> Set exercise:
Leave out any picture and return the remaining listing below exactly as given.

> Stored data:
* BEGIN *
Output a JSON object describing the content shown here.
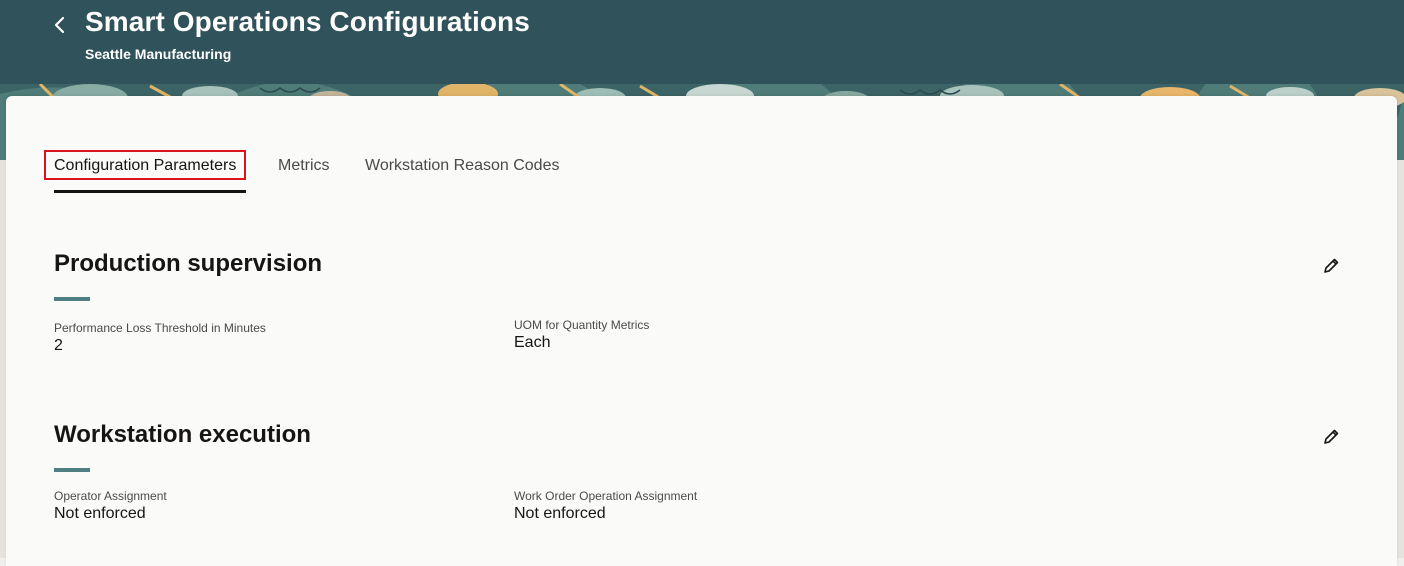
{
  "header": {
    "title": "Smart Operations Configurations",
    "subtitle": "Seattle Manufacturing",
    "background_color": "#30525a"
  },
  "tabs": [
    {
      "label": "Configuration Parameters",
      "selected": true
    },
    {
      "label": "Metrics",
      "selected": false
    },
    {
      "label": "Workstation Reason Codes",
      "selected": false
    }
  ],
  "sections": [
    {
      "title": "Production supervision",
      "fields": [
        {
          "label": "Performance Loss Threshold in Minutes",
          "value": "2"
        },
        {
          "label": "UOM for Quantity Metrics",
          "value": "Each"
        }
      ]
    },
    {
      "title": "Workstation execution",
      "fields": [
        {
          "label": "Operator Assignment",
          "value": "Not enforced"
        },
        {
          "label": "Work Order Operation Assignment",
          "value": "Not enforced"
        }
      ]
    }
  ],
  "icons": {
    "back": "chevron-left-icon",
    "edit": "pencil-icon"
  },
  "colors": {
    "accent_rule": "#4e7f80",
    "highlight_border": "#d9141d"
  }
}
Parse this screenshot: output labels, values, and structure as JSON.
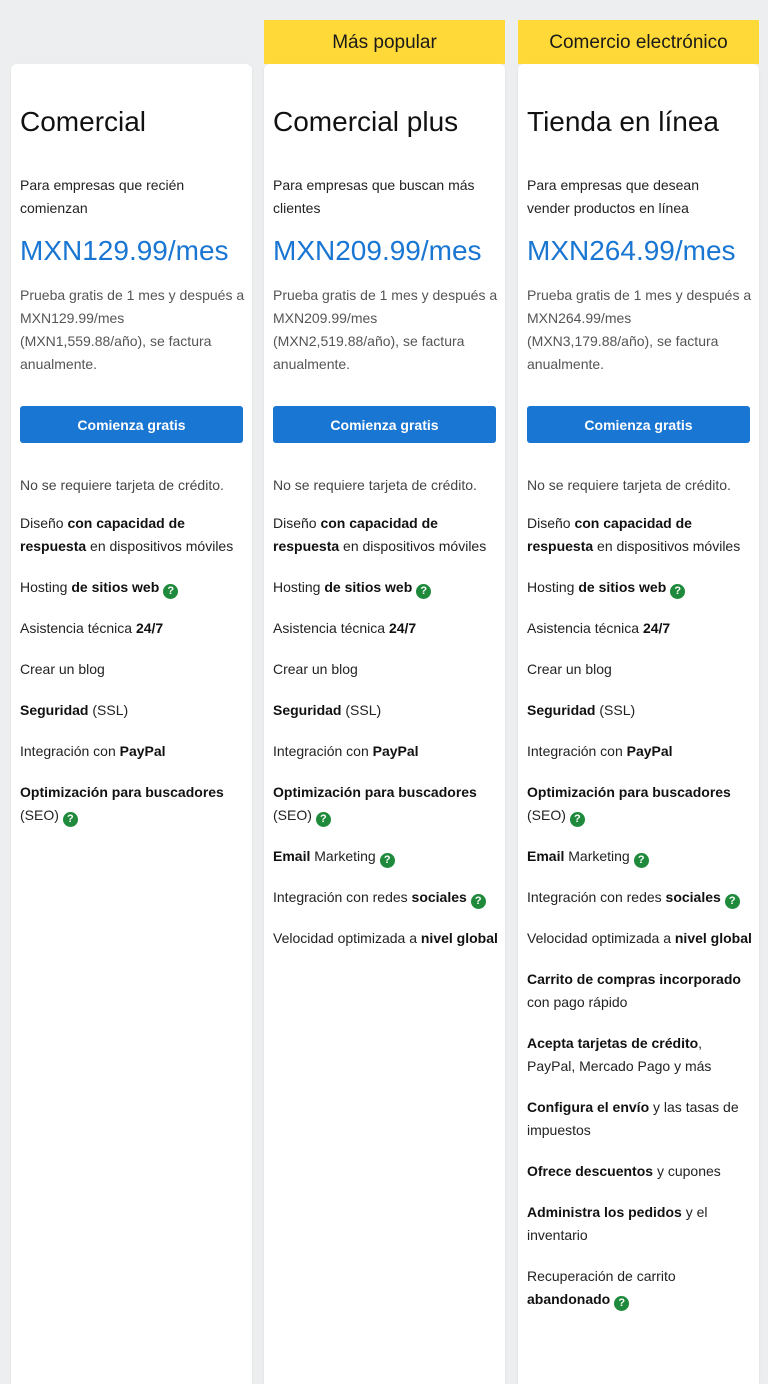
* END *
> Solution for this task:
Output a JSON object describing the content shown here.
{
  "header": {
    "title": "Smart Operations Configurations",
    "subtitle": "Seattle Manufacturing",
    "background_color": "#30525a"
  },
  "tabs": [
    {
      "label": "Configuration Parameters",
      "selected": true
    },
    {
      "label": "Metrics",
      "selected": false
    },
    {
      "label": "Workstation Reason Codes",
      "selected": false
    }
  ],
  "sections": [
    {
      "title": "Production supervision",
      "fields": [
        {
          "label": "Performance Loss Threshold in Minutes",
          "value": "2"
        },
        {
          "label": "UOM for Quantity Metrics",
          "value": "Each"
        }
      ]
    },
    {
      "title": "Workstation execution",
      "fields": [
        {
          "label": "Operator Assignment",
          "value": "Not enforced"
        },
        {
          "label": "Work Order Operation Assignment",
          "value": "Not enforced"
        }
      ]
    }
  ],
  "icons": {
    "back": "chevron-left-icon",
    "edit": "pencil-icon"
  },
  "colors": {
    "accent_rule": "#4e7f80",
    "highlight_border": "#d9141d"
  }
}
Parse this screenshot: output labels, values, and structure as JSON.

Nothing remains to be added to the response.